=== Data in this exercise ===

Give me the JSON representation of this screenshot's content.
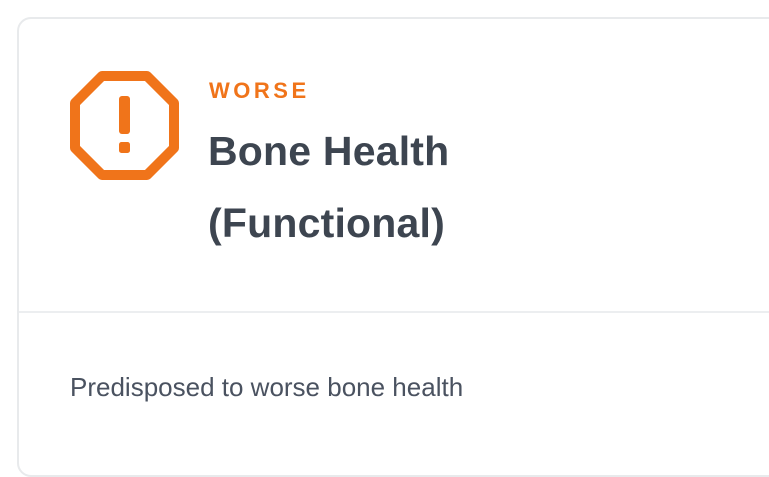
{
  "card": {
    "status": "WORSE",
    "title_line1": "Bone Health",
    "title_line2": "(Functional)",
    "description": "Predisposed to worse bone health",
    "status_icon": "warning-octagon-icon",
    "accent_color": "#f0741a"
  }
}
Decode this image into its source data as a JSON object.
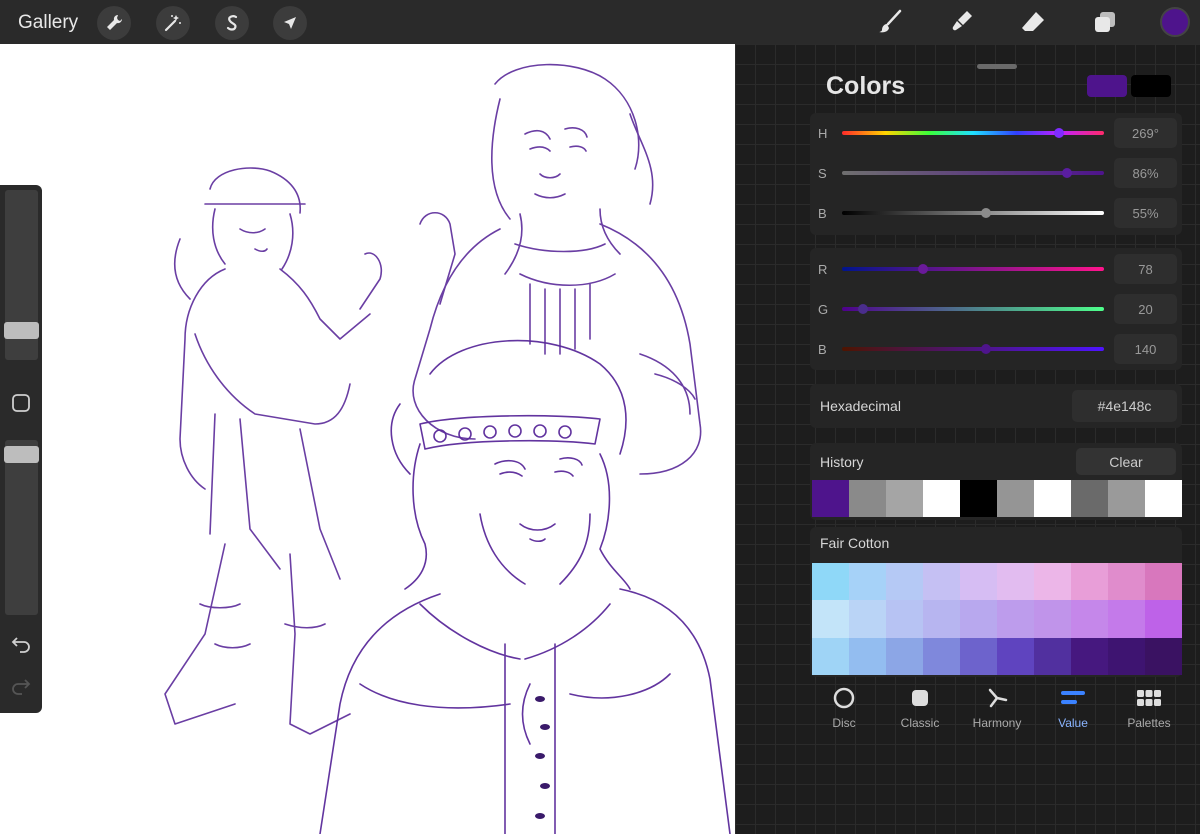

===

Keep every word of the data as it is when you write it out, but drop the pictures.

Give me the JSON representation of this screenshot's content.
{
  "card": {
    "status": "WORSE",
    "title_line1": "Bone Health",
    "title_line2": "(Functional)",
    "description": "Predisposed to worse bone health",
    "status_icon": "warning-octagon-icon",
    "accent_color": "#f0741a"
  }
}
Decode this image into its source data as a JSON object.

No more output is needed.